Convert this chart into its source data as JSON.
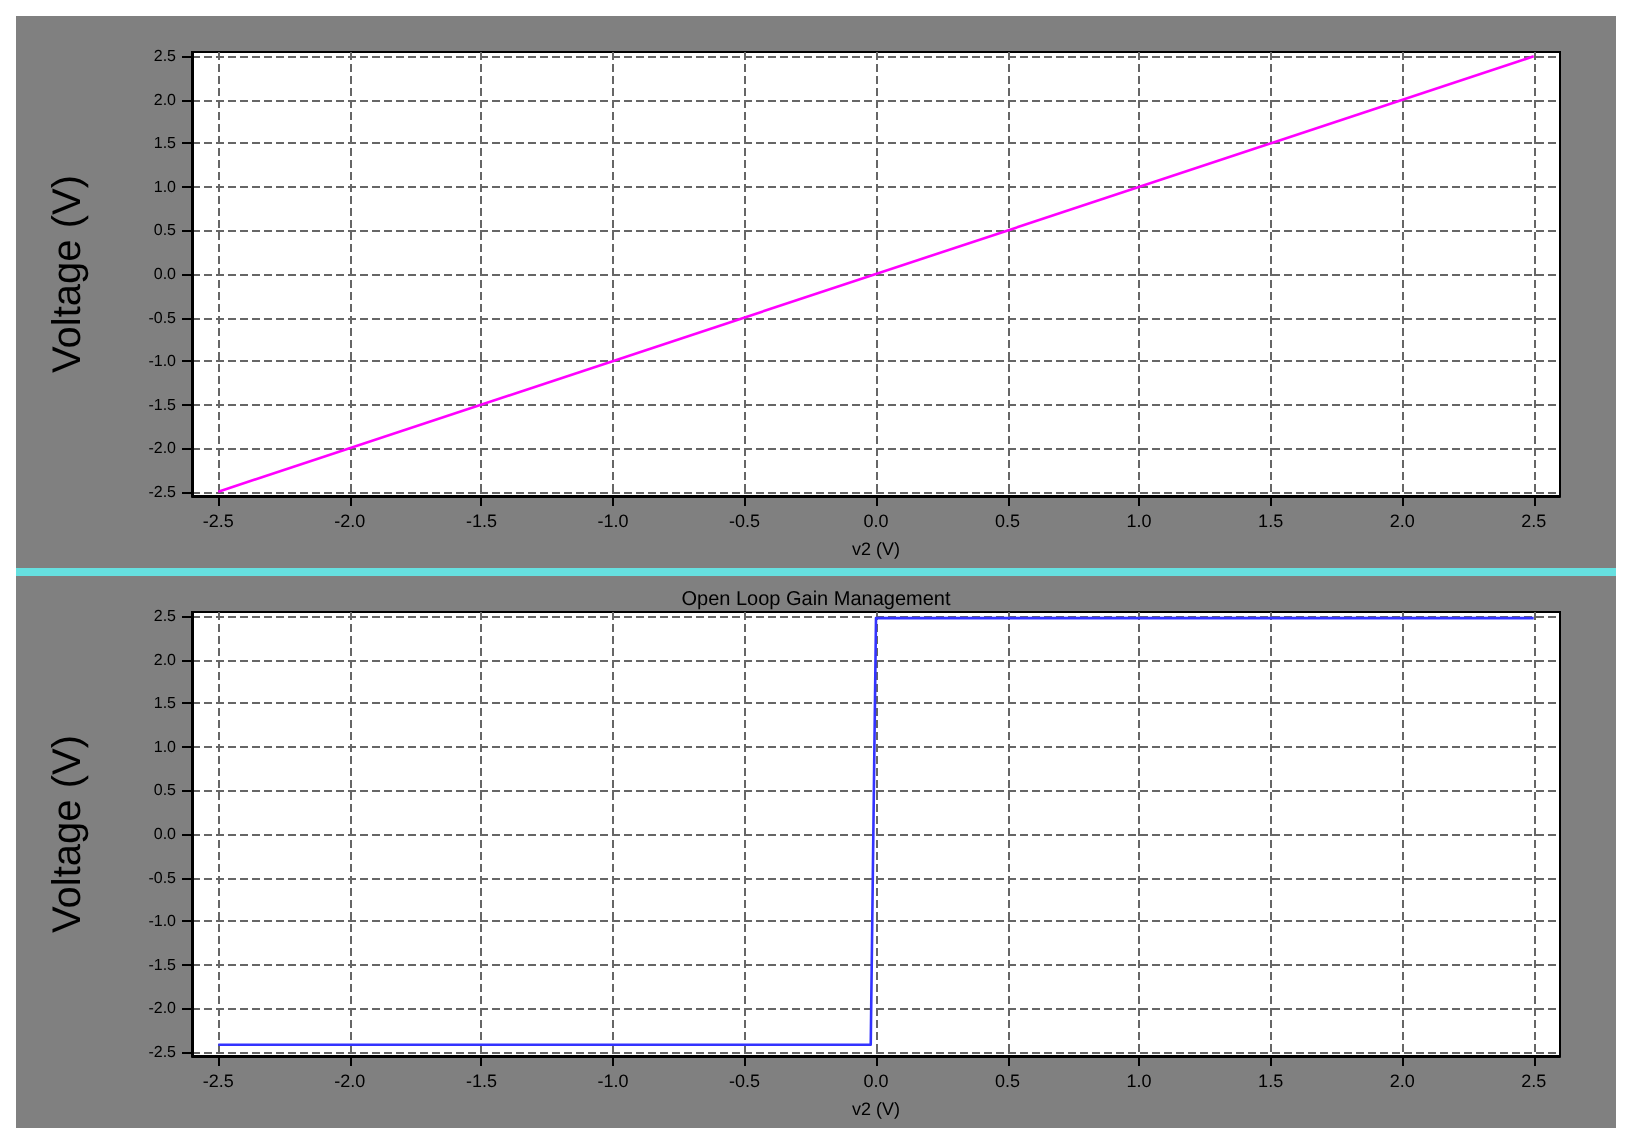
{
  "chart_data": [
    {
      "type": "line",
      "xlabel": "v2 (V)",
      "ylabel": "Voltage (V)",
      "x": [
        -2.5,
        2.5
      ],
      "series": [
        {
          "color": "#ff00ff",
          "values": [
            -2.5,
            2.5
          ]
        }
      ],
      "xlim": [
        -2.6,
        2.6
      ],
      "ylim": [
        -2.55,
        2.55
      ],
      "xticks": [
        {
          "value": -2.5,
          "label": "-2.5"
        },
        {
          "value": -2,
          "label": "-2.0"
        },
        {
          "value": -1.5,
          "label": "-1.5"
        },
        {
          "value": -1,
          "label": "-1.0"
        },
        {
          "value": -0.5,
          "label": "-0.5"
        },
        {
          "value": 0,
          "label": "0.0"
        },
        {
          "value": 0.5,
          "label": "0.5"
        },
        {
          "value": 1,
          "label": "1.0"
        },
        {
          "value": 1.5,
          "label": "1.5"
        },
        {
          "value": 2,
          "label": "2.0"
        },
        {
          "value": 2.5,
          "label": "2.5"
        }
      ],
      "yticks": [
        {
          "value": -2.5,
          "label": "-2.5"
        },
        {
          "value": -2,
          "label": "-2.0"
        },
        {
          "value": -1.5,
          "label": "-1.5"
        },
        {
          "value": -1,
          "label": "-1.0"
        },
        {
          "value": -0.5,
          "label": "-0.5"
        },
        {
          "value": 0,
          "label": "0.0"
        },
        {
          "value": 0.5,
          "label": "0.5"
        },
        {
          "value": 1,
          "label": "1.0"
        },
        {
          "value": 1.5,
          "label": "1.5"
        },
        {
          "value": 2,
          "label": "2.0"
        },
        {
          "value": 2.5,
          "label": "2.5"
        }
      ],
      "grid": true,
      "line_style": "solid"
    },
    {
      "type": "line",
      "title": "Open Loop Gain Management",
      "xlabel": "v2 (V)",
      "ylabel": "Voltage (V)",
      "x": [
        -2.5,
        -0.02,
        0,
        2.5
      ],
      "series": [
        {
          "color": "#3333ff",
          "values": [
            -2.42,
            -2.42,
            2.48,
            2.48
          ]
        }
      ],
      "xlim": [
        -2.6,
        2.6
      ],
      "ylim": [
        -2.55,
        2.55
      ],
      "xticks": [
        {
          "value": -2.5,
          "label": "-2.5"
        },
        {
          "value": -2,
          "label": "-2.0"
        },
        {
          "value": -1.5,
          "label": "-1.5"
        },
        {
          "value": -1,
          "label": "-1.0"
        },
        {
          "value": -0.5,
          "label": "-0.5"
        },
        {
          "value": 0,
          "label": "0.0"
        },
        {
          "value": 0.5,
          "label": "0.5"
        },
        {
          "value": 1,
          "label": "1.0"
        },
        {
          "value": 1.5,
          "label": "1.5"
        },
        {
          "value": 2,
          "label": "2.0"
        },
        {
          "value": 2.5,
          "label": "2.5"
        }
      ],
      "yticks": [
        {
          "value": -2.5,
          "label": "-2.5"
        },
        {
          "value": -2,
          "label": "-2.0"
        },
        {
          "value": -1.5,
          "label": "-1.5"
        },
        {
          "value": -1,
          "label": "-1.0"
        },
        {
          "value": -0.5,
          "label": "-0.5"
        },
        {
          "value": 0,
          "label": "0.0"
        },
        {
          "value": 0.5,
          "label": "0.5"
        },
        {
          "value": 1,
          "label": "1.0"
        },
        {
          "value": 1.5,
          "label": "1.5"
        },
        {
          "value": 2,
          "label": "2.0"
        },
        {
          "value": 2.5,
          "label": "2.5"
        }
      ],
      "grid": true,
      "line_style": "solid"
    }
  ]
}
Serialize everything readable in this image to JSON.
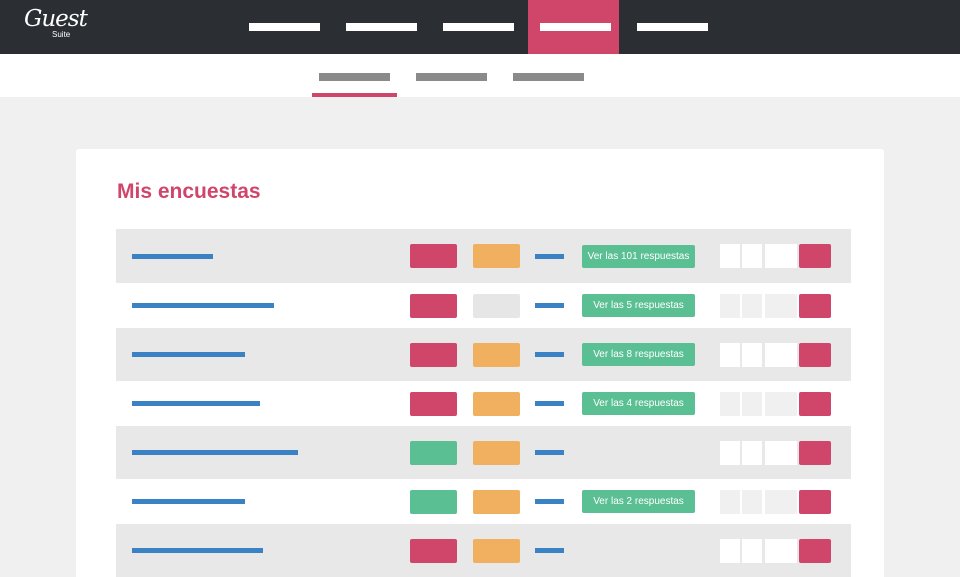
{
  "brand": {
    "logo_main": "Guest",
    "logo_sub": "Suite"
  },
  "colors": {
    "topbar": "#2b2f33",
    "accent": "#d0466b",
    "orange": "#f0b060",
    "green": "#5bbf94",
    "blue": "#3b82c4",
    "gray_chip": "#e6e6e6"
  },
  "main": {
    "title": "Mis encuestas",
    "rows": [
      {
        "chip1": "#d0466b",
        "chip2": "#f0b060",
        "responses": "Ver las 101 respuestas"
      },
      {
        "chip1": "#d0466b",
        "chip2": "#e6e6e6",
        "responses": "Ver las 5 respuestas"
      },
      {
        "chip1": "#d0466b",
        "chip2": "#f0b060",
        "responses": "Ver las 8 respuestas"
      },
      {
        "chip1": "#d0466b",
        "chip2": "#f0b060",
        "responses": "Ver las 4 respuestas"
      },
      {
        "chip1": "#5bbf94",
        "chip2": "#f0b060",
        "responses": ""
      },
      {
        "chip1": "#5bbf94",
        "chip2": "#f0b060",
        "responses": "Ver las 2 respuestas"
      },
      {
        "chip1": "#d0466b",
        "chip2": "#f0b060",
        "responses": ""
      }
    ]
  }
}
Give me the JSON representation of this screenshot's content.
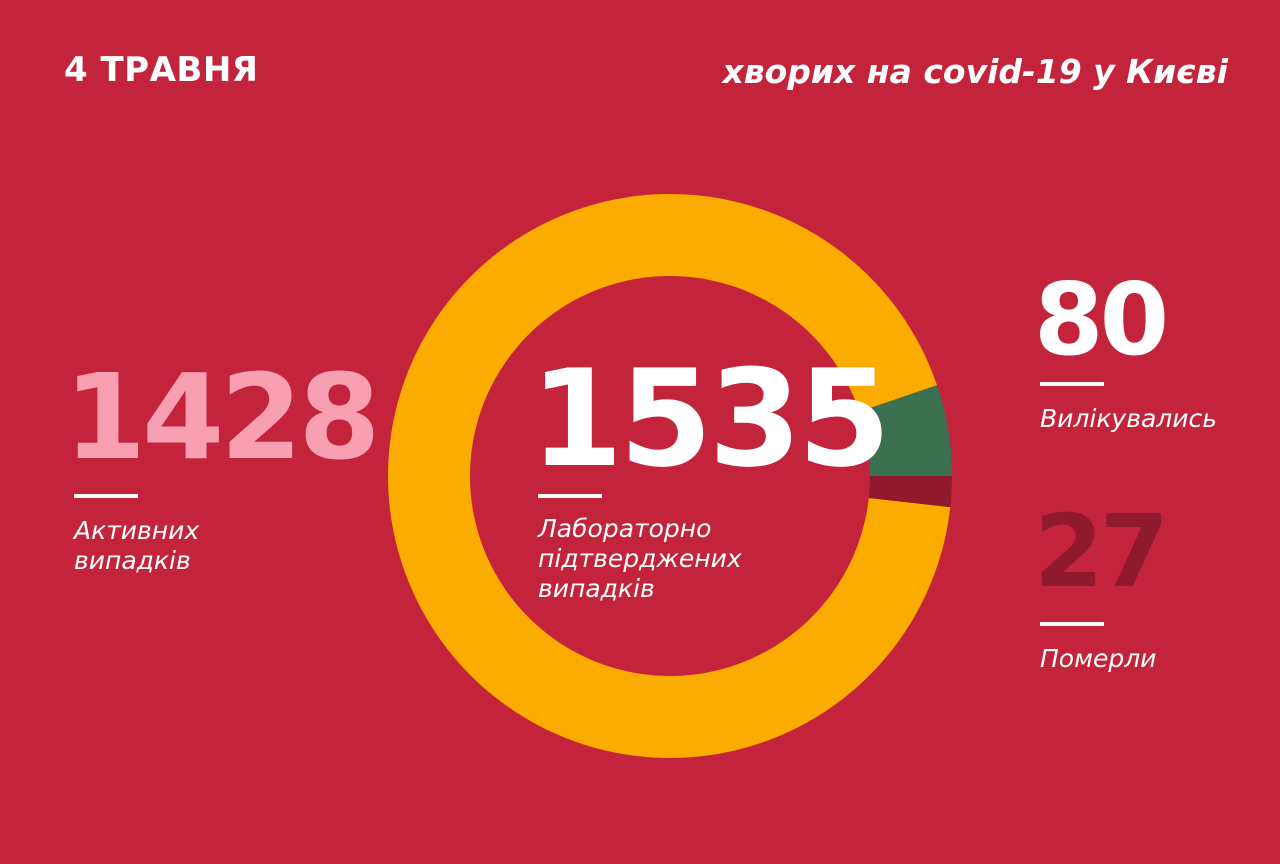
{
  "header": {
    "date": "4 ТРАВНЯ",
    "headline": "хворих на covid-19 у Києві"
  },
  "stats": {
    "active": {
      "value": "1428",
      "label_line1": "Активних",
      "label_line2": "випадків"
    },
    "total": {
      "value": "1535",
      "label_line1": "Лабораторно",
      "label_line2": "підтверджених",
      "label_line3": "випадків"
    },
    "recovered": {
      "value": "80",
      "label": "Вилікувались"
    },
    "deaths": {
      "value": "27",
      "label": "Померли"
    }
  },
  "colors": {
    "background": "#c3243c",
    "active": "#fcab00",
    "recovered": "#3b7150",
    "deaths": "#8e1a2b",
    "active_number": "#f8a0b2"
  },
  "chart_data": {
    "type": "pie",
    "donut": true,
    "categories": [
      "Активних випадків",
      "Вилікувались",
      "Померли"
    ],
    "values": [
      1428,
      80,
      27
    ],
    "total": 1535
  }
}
○ ○ ○ ○ ○ ○ ○
- **SHORT EXERCISE**
Repeat the records above verbatim, with no pictures in the result.

- **FULL OUTPUT**
Convert this chart into its source data as JSON.
{
  "chart_data": [
    {
      "type": "line",
      "xlabel": "v2 (V)",
      "ylabel": "Voltage (V)",
      "x": [
        -2.5,
        2.5
      ],
      "series": [
        {
          "color": "#ff00ff",
          "values": [
            -2.5,
            2.5
          ]
        }
      ],
      "xlim": [
        -2.6,
        2.6
      ],
      "ylim": [
        -2.55,
        2.55
      ],
      "xticks": [
        {
          "value": -2.5,
          "label": "-2.5"
        },
        {
          "value": -2,
          "label": "-2.0"
        },
        {
          "value": -1.5,
          "label": "-1.5"
        },
        {
          "value": -1,
          "label": "-1.0"
        },
        {
          "value": -0.5,
          "label": "-0.5"
        },
        {
          "value": 0,
          "label": "0.0"
        },
        {
          "value": 0.5,
          "label": "0.5"
        },
        {
          "value": 1,
          "label": "1.0"
        },
        {
          "value": 1.5,
          "label": "1.5"
        },
        {
          "value": 2,
          "label": "2.0"
        },
        {
          "value": 2.5,
          "label": "2.5"
        }
      ],
      "yticks": [
        {
          "value": -2.5,
          "label": "-2.5"
        },
        {
          "value": -2,
          "label": "-2.0"
        },
        {
          "value": -1.5,
          "label": "-1.5"
        },
        {
          "value": -1,
          "label": "-1.0"
        },
        {
          "value": -0.5,
          "label": "-0.5"
        },
        {
          "value": 0,
          "label": "0.0"
        },
        {
          "value": 0.5,
          "label": "0.5"
        },
        {
          "value": 1,
          "label": "1.0"
        },
        {
          "value": 1.5,
          "label": "1.5"
        },
        {
          "value": 2,
          "label": "2.0"
        },
        {
          "value": 2.5,
          "label": "2.5"
        }
      ],
      "grid": true,
      "line_style": "solid"
    },
    {
      "type": "line",
      "title": "Open Loop Gain Management",
      "xlabel": "v2 (V)",
      "ylabel": "Voltage (V)",
      "x": [
        -2.5,
        -0.02,
        0,
        2.5
      ],
      "series": [
        {
          "color": "#3333ff",
          "values": [
            -2.42,
            -2.42,
            2.48,
            2.48
          ]
        }
      ],
      "xlim": [
        -2.6,
        2.6
      ],
      "ylim": [
        -2.55,
        2.55
      ],
      "xticks": [
        {
          "value": -2.5,
          "label": "-2.5"
        },
        {
          "value": -2,
          "label": "-2.0"
        },
        {
          "value": -1.5,
          "label": "-1.5"
        },
        {
          "value": -1,
          "label": "-1.0"
        },
        {
          "value": -0.5,
          "label": "-0.5"
        },
        {
          "value": 0,
          "label": "0.0"
        },
        {
          "value": 0.5,
          "label": "0.5"
        },
        {
          "value": 1,
          "label": "1.0"
        },
        {
          "value": 1.5,
          "label": "1.5"
        },
        {
          "value": 2,
          "label": "2.0"
        },
        {
          "value": 2.5,
          "label": "2.5"
        }
      ],
      "yticks": [
        {
          "value": -2.5,
          "label": "-2.5"
        },
        {
          "value": -2,
          "label": "-2.0"
        },
        {
          "value": -1.5,
          "label": "-1.5"
        },
        {
          "value": -1,
          "label": "-1.0"
        },
        {
          "value": -0.5,
          "label": "-0.5"
        },
        {
          "value": 0,
          "label": "0.0"
        },
        {
          "value": 0.5,
          "label": "0.5"
        },
        {
          "value": 1,
          "label": "1.0"
        },
        {
          "value": 1.5,
          "label": "1.5"
        },
        {
          "value": 2,
          "label": "2.0"
        },
        {
          "value": 2.5,
          "label": "2.5"
        }
      ],
      "grid": true,
      "line_style": "solid"
    }
  ]
}
Serialize everything readable in this image to JSON.
{
  "brand": {
    "logo_main": "Guest",
    "logo_sub": "Suite"
  },
  "colors": {
    "topbar": "#2b2f33",
    "accent": "#d0466b",
    "orange": "#f0b060",
    "green": "#5bbf94",
    "blue": "#3b82c4",
    "gray_chip": "#e6e6e6"
  },
  "main": {
    "title": "Mis encuestas",
    "rows": [
      {
        "chip1": "#d0466b",
        "chip2": "#f0b060",
        "responses": "Ver las 101 respuestas"
      },
      {
        "chip1": "#d0466b",
        "chip2": "#e6e6e6",
        "responses": "Ver las 5 respuestas"
      },
      {
        "chip1": "#d0466b",
        "chip2": "#f0b060",
        "responses": "Ver las 8 respuestas"
      },
      {
        "chip1": "#d0466b",
        "chip2": "#f0b060",
        "responses": "Ver las 4 respuestas"
      },
      {
        "chip1": "#5bbf94",
        "chip2": "#f0b060",
        "responses": ""
      },
      {
        "chip1": "#5bbf94",
        "chip2": "#f0b060",
        "responses": "Ver las 2 respuestas"
      },
      {
        "chip1": "#d0466b",
        "chip2": "#f0b060",
        "responses": ""
      }
    ]
  }
}
Give me the JSON representation of this screenshot's content.
{
  "header": {
    "date": "4 ТРАВНЯ",
    "headline": "хворих на covid-19 у Києві"
  },
  "stats": {
    "active": {
      "value": "1428",
      "label_line1": "Активних",
      "label_line2": "випадків"
    },
    "total": {
      "value": "1535",
      "label_line1": "Лабораторно",
      "label_line2": "підтверджених",
      "label_line3": "випадків"
    },
    "recovered": {
      "value": "80",
      "label": "Вилікувались"
    },
    "deaths": {
      "value": "27",
      "label": "Померли"
    }
  },
  "colors": {
    "background": "#c3243c",
    "active": "#fcab00",
    "recovered": "#3b7150",
    "deaths": "#8e1a2b",
    "active_number": "#f8a0b2"
  },
  "chart_data": {
    "type": "pie",
    "donut": true,
    "categories": [
      "Активних випадків",
      "Вилікувались",
      "Померли"
    ],
    "values": [
      1428,
      80,
      27
    ],
    "total": 1535
  }
}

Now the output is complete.